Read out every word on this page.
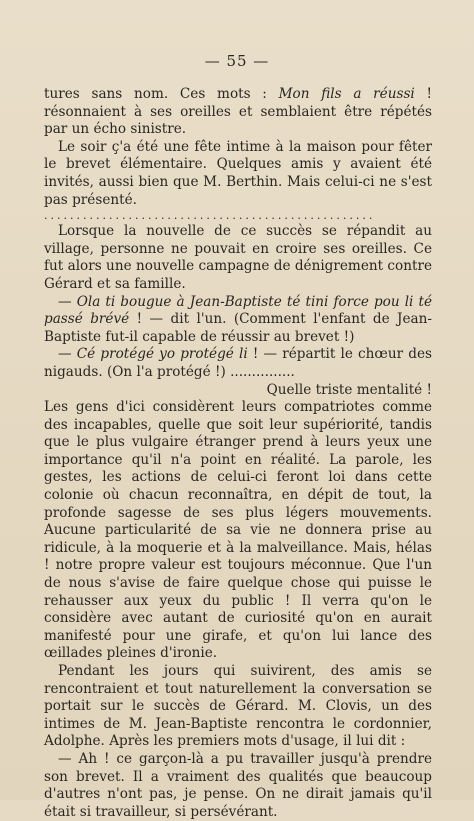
— 55 —

tures sans nom. Ces mots : Mon fils a réussi ! résonnaient à ses oreilles et semblaient être répétés par un écho sinistre.

Le soir ç'a été une fête intime à la maison pour fêter le brevet élémentaire. Quelques amis y avaient été invités, aussi bien que M. Berthin. Mais celui-ci ne s'est pas présenté.

...................................................

Lorsque la nouvelle de ce succès se répandit au village, personne ne pouvait en croire ses oreilles. Ce fut alors une nouvelle campagne de dénigrement contre Gérard et sa famille.

— Ola ti bougue à Jean-Baptiste té tini force pou li té passé brévé ! — dit l'un. (Comment l'enfant de Jean-Baptiste fut-il capable de réussir au brevet !)

— Cé protégé yo protégé li ! — répartit le chœur des nigauds. (On l'a protégé !) ...............

Quelle triste mentalité !

Les gens d'ici considèrent leurs compatriotes comme des incapables, quelle que soit leur supériorité, tandis que le plus vulgaire étranger prend à leurs yeux une importance qu'il n'a point en réalité. La parole, les gestes, les actions de celui-ci feront loi dans cette colonie où chacun reconnaîtra, en dépit de tout, la profonde sagesse de ses plus légers mouvements. Aucune particularité de sa vie ne donnera prise au ridicule, à la moquerie et à la malveillance. Mais, hélas ! notre propre valeur est toujours méconnue. Que l'un de nous s'avise de faire quelque chose qui puisse le rehausser aux yeux du public ! Il verra qu'on le considère avec autant de curiosité qu'on en aurait manifesté pour une girafe, et qu'on lui lance des œillades pleines d'ironie.

Pendant les jours qui suivirent, des amis se rencontraient et tout naturellement la conversation se portait sur le succès de Gérard. M. Clovis, un des intimes de M. Jean-Baptiste rencontra le cordonnier, Adolphe. Après les premiers mots d'usage, il lui dit :

— Ah ! ce garçon-là a pu travailler jusqu'à prendre son brevet. Il a vraiment des qualités que beaucoup d'autres n'ont pas, je pense. On ne dirait jamais qu'il était si travailleur, si persévérant.
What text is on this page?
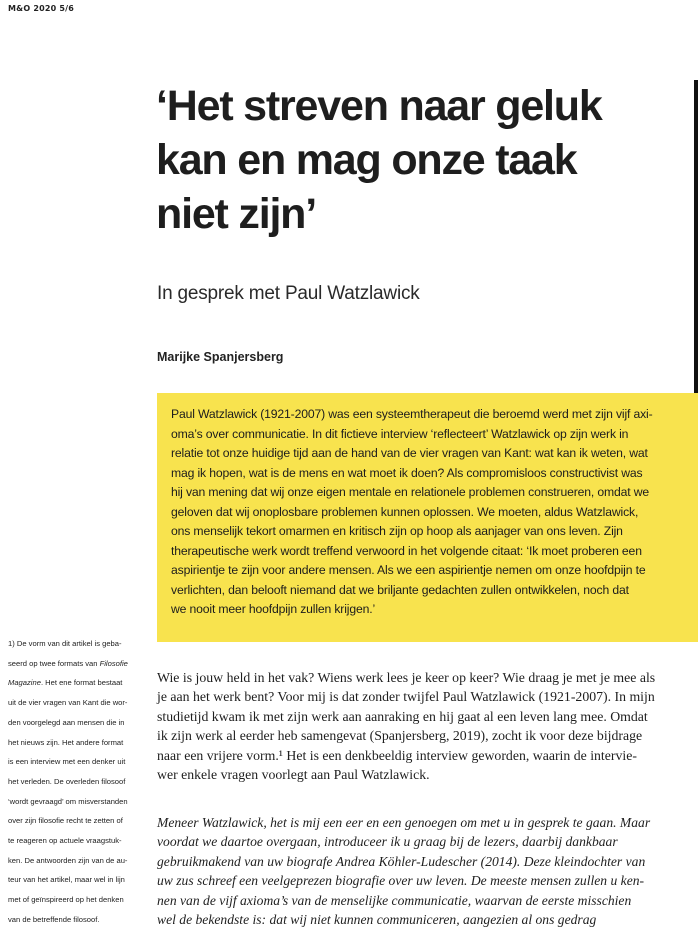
M&O 2020 5/6
‘Het streven naar geluk
kan en mag onze taak
niet zijn’
In gesprek met Paul Watzlawick
Marijke Spanjersberg
Paul Watzlawick (1921-2007) was een systeemtherapeut die beroemd werd met zijn vijf axi-
oma’s over communicatie. In dit fictieve interview ‘reflecteert’ Watzlawick op zijn werk in
relatie tot onze huidige tijd aan de hand van de vier vragen van Kant: wat kan ik weten, wat
mag ik hopen, wat is de mens en wat moet ik doen? Als compromisloos constructivist was
hij van mening dat wij onze eigen mentale en relationele problemen construeren, omdat we
geloven dat wij onoplosbare problemen kunnen oplossen. We moeten, aldus Watzlawick,
ons menselijk tekort omarmen en kritisch zijn op hoop als aanjager van ons leven. Zijn
therapeutische werk wordt treffend verwoord in het volgende citaat: ‘Ik moet proberen een
aspirientje te zijn voor andere mensen. Als we een aspirientje nemen om onze hoofdpijn te
verlichten, dan belooft niemand dat we briljante gedachten zullen ontwikkelen, noch dat
we nooit meer hoofdpijn zullen krijgen.’
1) De vorm van dit artikel is geba-
seerd op twee formats van Filosofie
Magazine. Het ene format bestaat
uit de vier vragen van Kant die wor-
den voorgelegd aan mensen die in
het nieuws zijn. Het andere format
is een interview met een denker uit
het verleden. De overleden filosoof
‘wordt gevraagd’ om misverstanden
over zijn filosofie recht te zetten of
te reageren op actuele vraagstuk-
ken. De antwoorden zijn van de au-
teur van het artikel, maar wel in lijn
met of geïnspireerd op het denken
van de betreffende filosoof.
Wie is jouw held in het vak? Wiens werk lees je keer op keer? Wie draag je met je mee als
je aan het werk bent? Voor mij is dat zonder twijfel Paul Watzlawick (1921-2007). In mijn
studietijd kwam ik met zijn werk aan aanraking en hij gaat al een leven lang mee. Omdat
ik zijn werk al eerder heb samengevat (Spanjersberg, 2019), zocht ik voor deze bijdrage
naar een vrijere vorm.¹ Het is een denkbeeldig interview geworden, waarin de intervie-
wer enkele vragen voorlegt aan Paul Watzlawick.
Meneer Watzlawick, het is mij een eer en een genoegen om met u in gesprek te gaan. Maar
voordat we daartoe overgaan, introduceer ik u graag bij de lezers, daarbij dankbaar
gebruikmakend van uw biografe Andrea Köhler-Ludescher (2014). Deze kleindochter van
uw zus schreef een veelgeprezen biografie over uw leven. De meeste mensen zullen u ken-
nen van de vijf axioma’s van de menselijke communicatie, waarvan de eerste misschien
wel de bekendste is: dat wij niet kunnen communiceren, aangezien al ons gedrag
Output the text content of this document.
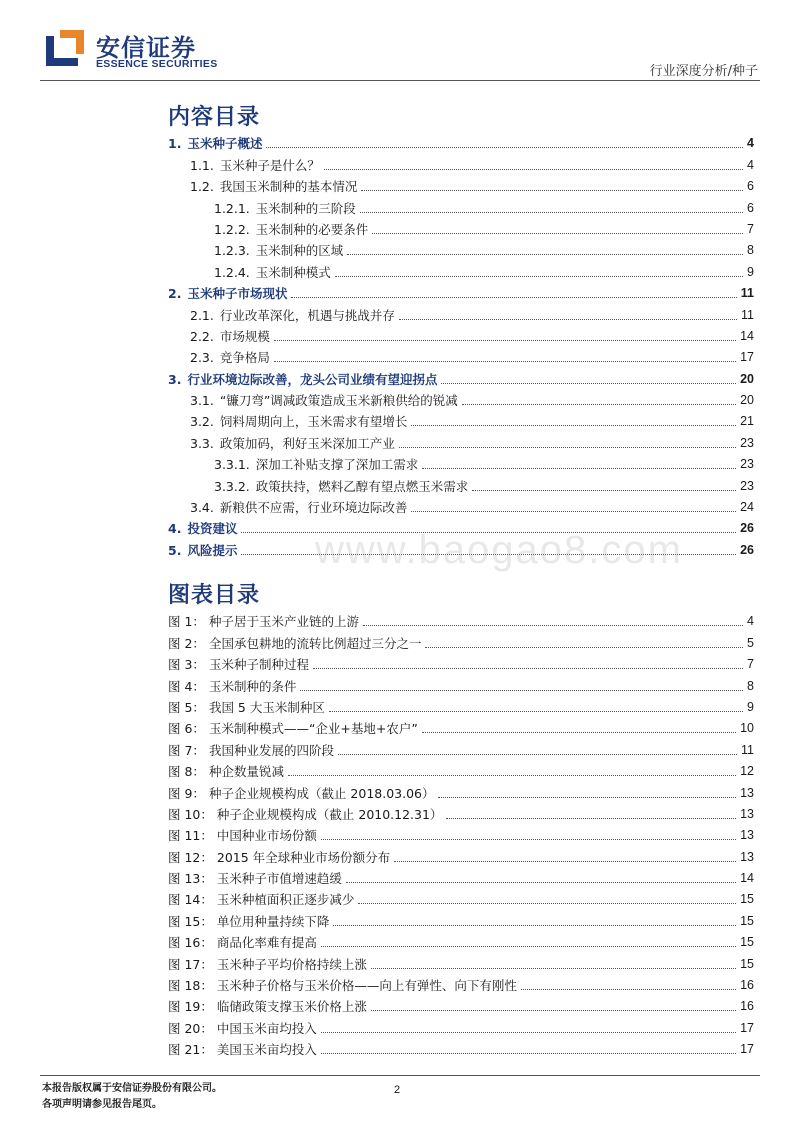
安信证券
ESSENCE SECURITIES	行业深度分析/种子
内容目录
1. 玉米种子概述	4
1.1. 玉米种子是什么？	4
1.2. 我国玉米制种的基本情况	6
1.2.1. 玉米制种的三阶段	6
1.2.2. 玉米制种的必要条件	7
1.2.3. 玉米制种的区域	8
1.2.4. 玉米制种模式	9
2. 玉米种子市场现状	11
2.1. 行业改革深化，机遇与挑战并存	11
2.2. 市场规模	14
2.3. 竞争格局	17
3. 行业环境边际改善，龙头公司业绩有望迎拐点	20
3.1. “镰刀弯”调减政策造成玉米新粮供给的锐减	20
3.2. 饲料周期向上，玉米需求有望增长	21
3.3. 政策加码，利好玉米深加工产业	23
3.3.1. 深加工补贴支撑了深加工需求	23
3.3.2. 政策扶持，燃料乙醇有望点燃玉米需求	23
3.4. 新粮供不应需，行业环境边际改善	24
4. 投资建议	26
5. 风险提示	26
图表目录
图 1： 种子居于玉米产业链的上游	4
图 2： 全国承包耕地的流转比例超过三分之一	5
图 3： 玉米种子制种过程	7
图 4： 玉米制种的条件	8
图 5： 我国 5 大玉米制种区	9
图 6： 玉米制种模式——“企业+基地+农户”	10
图 7： 我国种业发展的四阶段	11
图 8： 种企数量锐减	12
图 9： 种子企业规模构成（截止 2018.03.06）	13
图 10： 种子企业规模构成（截止 2010.12.31）	13
图 11： 中国种业市场份额	13
图 12： 2015 年全球种业市场份额分布	13
图 13： 玉米种子市值增速趋缓	14
图 14： 玉米种植面积正逐步减少	15
图 15： 单位用种量持续下降	15
图 16： 商品化率难有提高	15
图 17： 玉米种子平均价格持续上涨	15
图 18： 玉米种子价格与玉米价格——向上有弹性、向下有刚性	16
图 19： 临储政策支撑玉米价格上涨	16
图 20： 中国玉米亩均投入	17
图 21： 美国玉米亩均投入	17
www.baogao8.com
本报告版权属于安信证券股份有限公司。
各项声明请参见报告尾页。
2
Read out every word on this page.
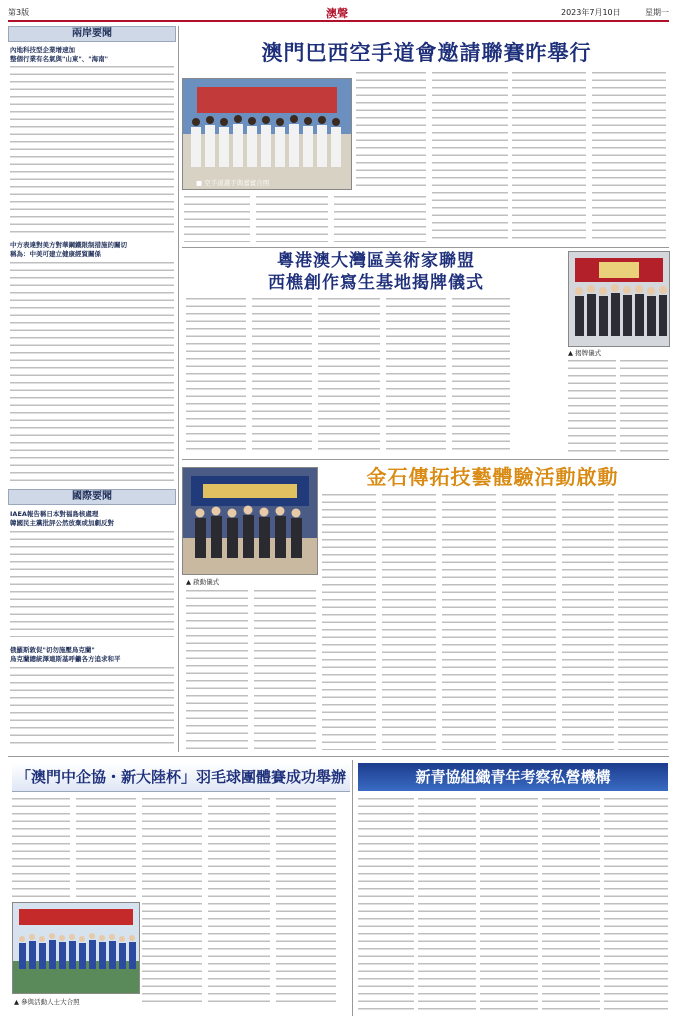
第3版	澳聲	2023年7月10日	星期一
兩岸要聞
內地科技型企業增速加
整個行業有名氣與"山東"、"海南"
中方表達對美方對華鋼鐵限制措施的關切
稱為：中美可建立健康經貿關係
國際要聞
IAEA報告稱日本對福島核處理
韓國民主黨批評公然放棄或加劇反對
俄羅斯敦促"切勿施壓烏克蘭"
烏克蘭總統澤連斯基呼籲各方追求和平
澳門巴西空手道會邀請聯賽昨舉行
■ 空手道選手與嘉賓合照
粵港澳大灣區美術家聯盟
西樵創作寫生基地揭牌儀式
▲ 揭牌儀式
金石傳拓技藝體驗活動啟動
▲ 啟動儀式
「澳門中企協・新大陸杯」羽毛球團體賽成功舉辦
▲ 參與活動人士大合照
新青協組織青年考察私營機構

***

**AIM OF THE TASK**
From the listing above, copy every line that holds the string "Paul".

**SOLUTION BELOW**
In gesprek met Paul Watzlawick
Paul Watzlawick (1921-2007) was een systeemtherapeut die beroemd werd met zijn vijf axi-
je aan het werk bent? Voor mij is dat zonder twijfel Paul Watzlawick (1921-2007). In mijn
wer enkele vragen voorlegt aan Paul Watzlawick.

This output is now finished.